→ What is required:
Find how many lines of the listing below include the word "label", then report the number by itself.

** start **

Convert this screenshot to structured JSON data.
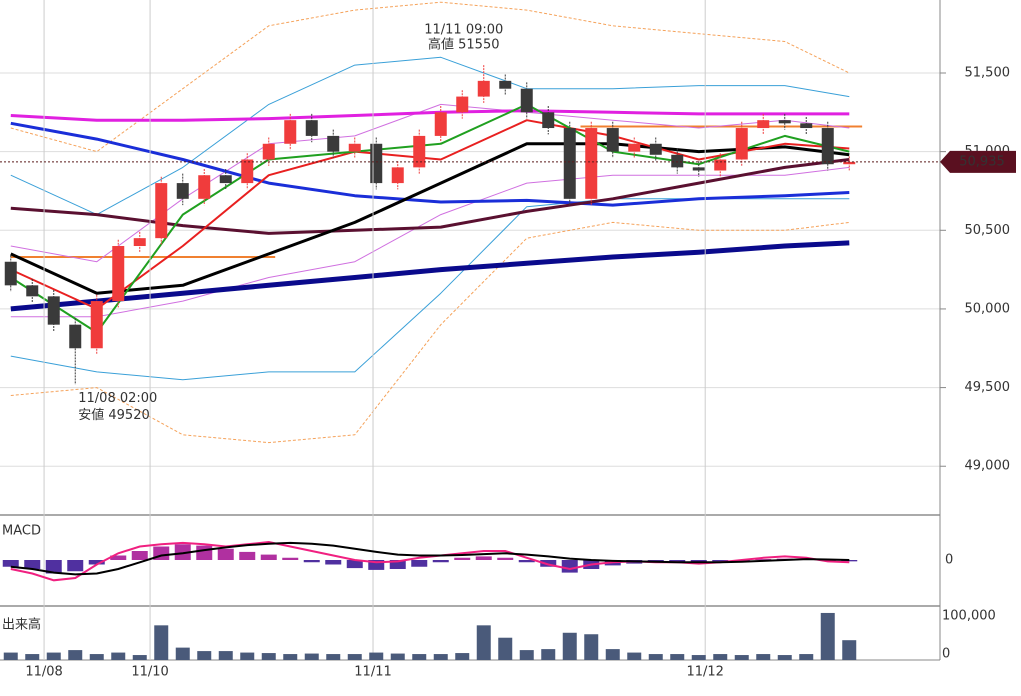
{
  "chart_data": {
    "type": "candlestick",
    "ylim": [
      48690,
      51964
    ],
    "yticks": [
      {
        "value": 49000,
        "label": "49,000"
      },
      {
        "value": 49500,
        "label": "49,500"
      },
      {
        "value": 50000,
        "label": "50,000"
      },
      {
        "value": 50500,
        "label": "50,500"
      },
      {
        "value": 51000,
        "label": "51,000"
      },
      {
        "value": 51500,
        "label": "51,500"
      }
    ],
    "xticks": [
      {
        "value": 1.55,
        "label": "11/08"
      },
      {
        "value": 6.48,
        "label": "11/10"
      },
      {
        "value": 16.85,
        "label": "11/11"
      },
      {
        "value": 32.3,
        "label": "11/12"
      }
    ],
    "up_color": "#f03c3c",
    "down_color": "#3a3a3a",
    "open": [
      50300,
      50150,
      50080,
      49900,
      49750,
      50050,
      50400,
      50450,
      50800,
      50700,
      50850,
      50800,
      50950,
      51050,
      51200,
      51100,
      51000,
      51050,
      50800,
      50900,
      51100,
      51250,
      51350,
      51450,
      51400,
      51250,
      51150,
      50700,
      51150,
      51000,
      51050,
      50980,
      50900,
      50880,
      50950,
      51150,
      51200,
      51180,
      51150,
      50920
    ],
    "high": [
      50340,
      50190,
      50120,
      49940,
      50090,
      50440,
      50490,
      50840,
      50860,
      50890,
      50890,
      50990,
      51090,
      51240,
      51240,
      51140,
      51090,
      51090,
      50940,
      51140,
      51290,
      51390,
      51550,
      51490,
      51440,
      51290,
      51190,
      51190,
      51190,
      51090,
      51090,
      51020,
      50940,
      50990,
      51190,
      51240,
      51240,
      51220,
      51190,
      50970
    ],
    "low": [
      50110,
      50040,
      49860,
      49520,
      49710,
      50010,
      50360,
      50410,
      50660,
      50660,
      50760,
      50760,
      50910,
      51010,
      51060,
      50960,
      50960,
      50760,
      50760,
      50860,
      51060,
      51210,
      51310,
      51360,
      51210,
      51110,
      50660,
      50660,
      50960,
      50960,
      50940,
      50860,
      50840,
      50840,
      50910,
      51110,
      51140,
      51110,
      50880,
      50880
    ],
    "close": [
      50150,
      50080,
      49900,
      49750,
      50050,
      50400,
      50450,
      50800,
      50700,
      50850,
      50800,
      50950,
      51050,
      51200,
      51100,
      51000,
      51050,
      50800,
      50900,
      51100,
      51250,
      51350,
      51450,
      51400,
      51250,
      51150,
      50700,
      51150,
      51000,
      51050,
      50980,
      50900,
      50880,
      50950,
      51150,
      51200,
      51180,
      51150,
      50920,
      50935
    ],
    "line_x": [
      0,
      4,
      8,
      12,
      16,
      20,
      24,
      28,
      32,
      36,
      39
    ],
    "lines": [
      {
        "color": "#f5a25a",
        "width": 1,
        "dash": true,
        "values": [
          51150,
          51000,
          51400,
          51800,
          51900,
          51950,
          51900,
          51800,
          51750,
          51700,
          51500
        ]
      },
      {
        "color": "#f5a25a",
        "width": 1,
        "dash": true,
        "values": [
          49450,
          49500,
          49200,
          49150,
          49200,
          49900,
          50450,
          50550,
          50500,
          50500,
          50550
        ]
      },
      {
        "color": "#3aa0d8",
        "width": 1,
        "values": [
          50850,
          50600,
          50900,
          51300,
          51550,
          51600,
          51400,
          51400,
          51420,
          51420,
          51350
        ]
      },
      {
        "color": "#3aa0d8",
        "width": 1,
        "values": [
          49700,
          49600,
          49550,
          49600,
          49600,
          50100,
          50650,
          50700,
          50700,
          50700,
          50700
        ]
      },
      {
        "color": "#d070e0",
        "width": 1,
        "values": [
          50400,
          50300,
          50700,
          51050,
          51100,
          51300,
          51250,
          51200,
          51150,
          51200,
          51150
        ]
      },
      {
        "color": "#d070e0",
        "width": 1,
        "values": [
          49950,
          49950,
          50050,
          50200,
          50300,
          50600,
          50800,
          50850,
          50850,
          50850,
          50900
        ]
      },
      {
        "color": "#e020e0",
        "width": 3,
        "values": [
          51230,
          51200,
          51200,
          51210,
          51230,
          51250,
          51260,
          51250,
          51240,
          51240,
          51240
        ]
      },
      {
        "color": "#1a2ed8",
        "width": 3,
        "values": [
          51180,
          51080,
          50950,
          50800,
          50720,
          50680,
          50690,
          50660,
          50700,
          50720,
          50740
        ]
      },
      {
        "color": "#0a0a8c",
        "width": 5,
        "values": [
          50000,
          50050,
          50100,
          50150,
          50200,
          50250,
          50290,
          50330,
          50360,
          50400,
          50420
        ]
      },
      {
        "color": "#5a1030",
        "width": 3,
        "values": [
          50640,
          50600,
          50530,
          50480,
          50500,
          50520,
          50620,
          50700,
          50800,
          50900,
          50950
        ]
      },
      {
        "color": "#000000",
        "width": 3,
        "values": [
          50350,
          50100,
          50150,
          50350,
          50550,
          50800,
          51050,
          51050,
          51000,
          51030,
          50980
        ]
      },
      {
        "color": "#e82020",
        "width": 2,
        "values": [
          50250,
          50000,
          50400,
          50850,
          51000,
          50950,
          51200,
          51100,
          50950,
          51050,
          51020
        ]
      },
      {
        "color": "#20a020",
        "width": 2,
        "values": [
          50200,
          49850,
          50600,
          50950,
          51000,
          51050,
          51300,
          51000,
          50920,
          51100,
          51000
        ]
      }
    ],
    "levels": [
      {
        "value": 50330,
        "from": 0,
        "to": 12.3,
        "color": "#f08030"
      },
      {
        "value": 51160,
        "from": 26.5,
        "to": 39.6,
        "color": "#f08030"
      }
    ],
    "last_price": {
      "value": 50935,
      "label": "50,935"
    },
    "high_note": [
      "11/11 09:00",
      "高値 51550"
    ],
    "low_note": [
      "11/08 02:00",
      "安値 49520"
    ],
    "macd": {
      "title": "MACD",
      "ylim": [
        -100,
        100
      ],
      "yticks": [
        0
      ],
      "histogram": [
        -15,
        -20,
        -30,
        -25,
        -10,
        10,
        20,
        30,
        35,
        32,
        25,
        18,
        12,
        5,
        -5,
        -10,
        -18,
        -22,
        -20,
        -15,
        -5,
        5,
        8,
        5,
        -5,
        -15,
        -28,
        -20,
        -12,
        -8,
        -6,
        -5,
        -4,
        -3,
        -2,
        2,
        3,
        2,
        -2,
        -3
      ],
      "macd": [
        -20,
        -30,
        -45,
        -40,
        -10,
        15,
        30,
        35,
        38,
        35,
        30,
        35,
        40,
        30,
        20,
        10,
        0,
        -5,
        -3,
        5,
        10,
        15,
        20,
        20,
        5,
        -10,
        -20,
        -10,
        -5,
        -3,
        -5,
        -5,
        -8,
        -5,
        0,
        5,
        8,
        5,
        -3,
        -5
      ],
      "signal": [
        -15,
        -20,
        -28,
        -32,
        -30,
        -20,
        -5,
        10,
        15,
        22,
        28,
        33,
        36,
        38,
        36,
        32,
        25,
        18,
        12,
        10,
        10,
        11,
        13,
        15,
        12,
        8,
        3,
        0,
        -2,
        -3,
        -4,
        -5,
        -5,
        -5,
        -4,
        -2,
        0,
        2,
        1,
        0
      ]
    },
    "volume": {
      "title": "出来高",
      "ylim": [
        0,
        105000
      ],
      "yticks": [
        0,
        {
          "value": 100000,
          "label": "100,000"
        }
      ],
      "color": "#4a5a7a",
      "values": [
        15000,
        12000,
        15000,
        20000,
        12000,
        15000,
        10000,
        70000,
        25000,
        18000,
        18000,
        15000,
        14000,
        12000,
        13000,
        12000,
        12000,
        15000,
        13000,
        12000,
        12000,
        14000,
        70000,
        45000,
        20000,
        22000,
        55000,
        52000,
        22000,
        15000,
        12000,
        12000,
        10000,
        12000,
        10000,
        12000,
        10000,
        12000,
        95000,
        40000
      ]
    }
  }
}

** end **

→ Finished task:
12